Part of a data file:
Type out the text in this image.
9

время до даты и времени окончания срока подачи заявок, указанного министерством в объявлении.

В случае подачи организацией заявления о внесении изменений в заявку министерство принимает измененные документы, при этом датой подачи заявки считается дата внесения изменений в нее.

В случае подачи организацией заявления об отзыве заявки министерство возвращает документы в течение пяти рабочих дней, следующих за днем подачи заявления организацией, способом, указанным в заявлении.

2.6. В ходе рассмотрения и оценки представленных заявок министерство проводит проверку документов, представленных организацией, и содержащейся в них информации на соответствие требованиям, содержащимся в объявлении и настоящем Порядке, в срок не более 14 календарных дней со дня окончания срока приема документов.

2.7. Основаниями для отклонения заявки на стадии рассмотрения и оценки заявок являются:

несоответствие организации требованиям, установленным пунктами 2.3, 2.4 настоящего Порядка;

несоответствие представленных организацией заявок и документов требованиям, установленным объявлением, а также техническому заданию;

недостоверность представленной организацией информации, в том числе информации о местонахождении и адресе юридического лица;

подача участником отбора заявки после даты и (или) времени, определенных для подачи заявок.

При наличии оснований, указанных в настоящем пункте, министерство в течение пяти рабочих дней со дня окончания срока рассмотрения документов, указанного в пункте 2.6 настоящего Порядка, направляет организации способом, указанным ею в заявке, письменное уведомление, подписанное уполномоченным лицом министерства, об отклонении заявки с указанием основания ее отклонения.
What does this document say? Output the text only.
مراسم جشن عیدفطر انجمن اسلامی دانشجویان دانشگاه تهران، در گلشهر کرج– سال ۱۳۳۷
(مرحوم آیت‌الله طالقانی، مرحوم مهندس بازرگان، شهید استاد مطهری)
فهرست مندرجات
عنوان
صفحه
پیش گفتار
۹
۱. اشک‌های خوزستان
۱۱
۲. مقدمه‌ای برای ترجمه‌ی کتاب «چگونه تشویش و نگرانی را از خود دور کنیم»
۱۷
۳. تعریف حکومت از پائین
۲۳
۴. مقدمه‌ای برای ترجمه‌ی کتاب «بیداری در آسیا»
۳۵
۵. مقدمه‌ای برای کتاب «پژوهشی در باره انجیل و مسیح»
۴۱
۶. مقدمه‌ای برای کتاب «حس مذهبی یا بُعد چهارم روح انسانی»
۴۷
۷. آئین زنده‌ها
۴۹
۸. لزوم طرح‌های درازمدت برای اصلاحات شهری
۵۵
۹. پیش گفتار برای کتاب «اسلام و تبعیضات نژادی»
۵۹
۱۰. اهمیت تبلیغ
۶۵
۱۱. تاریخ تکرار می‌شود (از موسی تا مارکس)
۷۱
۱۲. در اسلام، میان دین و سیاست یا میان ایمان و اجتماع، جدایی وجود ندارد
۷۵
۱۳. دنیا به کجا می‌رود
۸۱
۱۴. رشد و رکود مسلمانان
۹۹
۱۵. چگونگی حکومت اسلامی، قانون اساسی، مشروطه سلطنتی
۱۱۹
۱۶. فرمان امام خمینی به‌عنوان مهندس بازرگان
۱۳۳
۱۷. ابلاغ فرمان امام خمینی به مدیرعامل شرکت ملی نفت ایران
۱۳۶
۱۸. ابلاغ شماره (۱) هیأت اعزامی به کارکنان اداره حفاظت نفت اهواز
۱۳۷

#### [WORK TO DO]
Copy every record exactly as presented.

#### [FINAL RESULT]
Type out the text in this image.
9

время до даты и времени окончания срока подачи заявок, указанного министерством в объявлении.

В случае подачи организацией заявления о внесении изменений в заявку министерство принимает измененные документы, при этом датой подачи заявки считается дата внесения изменений в нее.

В случае подачи организацией заявления об отзыве заявки министерство возвращает документы в течение пяти рабочих дней, следующих за днем подачи заявления организацией, способом, указанным в заявлении.

2.6. В ходе рассмотрения и оценки представленных заявок министерство проводит проверку документов, представленных организацией, и содержащейся в них информации на соответствие требованиям, содержащимся в объявлении и настоящем Порядке, в срок не более 14 календарных дней со дня окончания срока приема документов.

2.7. Основаниями для отклонения заявки на стадии рассмотрения и оценки заявок являются:

несоответствие организации требованиям, установленным пунктами 2.3, 2.4 настоящего Порядка;

несоответствие представленных организацией заявок и документов требованиям, установленным объявлением, а также техническому заданию;

недостоверность представленной организацией информации, в том числе информации о местонахождении и адресе юридического лица;

подача участником отбора заявки после даты и (или) времени, определенных для подачи заявок.

При наличии оснований, указанных в настоящем пункте, министерство в течение пяти рабочих дней со дня окончания срока рассмотрения документов, указанного в пункте 2.6 настоящего Порядка, направляет организации способом, указанным ею в заявке, письменное уведомление, подписанное уполномоченным лицом министерства, об отклонении заявки с указанием основания ее отклонения.
What does this document say? Output the text only.
مراسم جشن عیدفطر انجمن اسلامی دانشجویان دانشگاه تهران، در گلشهر کرج– سال ۱۳۳۷
(مرحوم آیت‌الله طالقانی، مرحوم مهندس بازرگان، شهید استاد مطهری)
فهرست مندرجات
عنوان
صفحه
پیش گفتار
۹
۱. اشک‌های خوزستان
۱۱
۲. مقدمه‌ای برای ترجمه‌ی کتاب «چگونه تشویش و نگرانی را از خود دور کنیم»
۱۷
۳. تعریف حکومت از پائین
۲۳
۴. مقدمه‌ای برای ترجمه‌ی کتاب «بیداری در آسیا»
۳۵
۵. مقدمه‌ای برای کتاب «پژوهشی در باره انجیل و مسیح»
۴۱
۶. مقدمه‌ای برای کتاب «حس مذهبی یا بُعد چهارم روح انسانی»
۴۷
۷. آئین زنده‌ها
۴۹
۸. لزوم طرح‌های درازمدت برای اصلاحات شهری
۵۵
۹. پیش گفتار برای کتاب «اسلام و تبعیضات نژادی»
۵۹
۱۰. اهمیت تبلیغ
۶۵
۱۱. تاریخ تکرار می‌شود (از موسی تا مارکس)
۷۱
۱۲. در اسلام، میان دین و سیاست یا میان ایمان و اجتماع، جدایی وجود ندارد
۷۵
۱۳. دنیا به کجا می‌رود
۸۱
۱۴. رشد و رکود مسلمانان
۹۹
۱۵. چگونگی حکومت اسلامی، قانون اساسی، مشروطه سلطنتی
۱۱۹
۱۶. فرمان امام خمینی به‌عنوان مهندس بازرگان
۱۳۳
۱۷. ابلاغ فرمان امام خمینی به مدیرعامل شرکت ملی نفت ایران
۱۳۶
۱۸. ابلاغ شماره (۱) هیأت اعزامی به کارکنان اداره حفاظت نفت اهواز
۱۳۷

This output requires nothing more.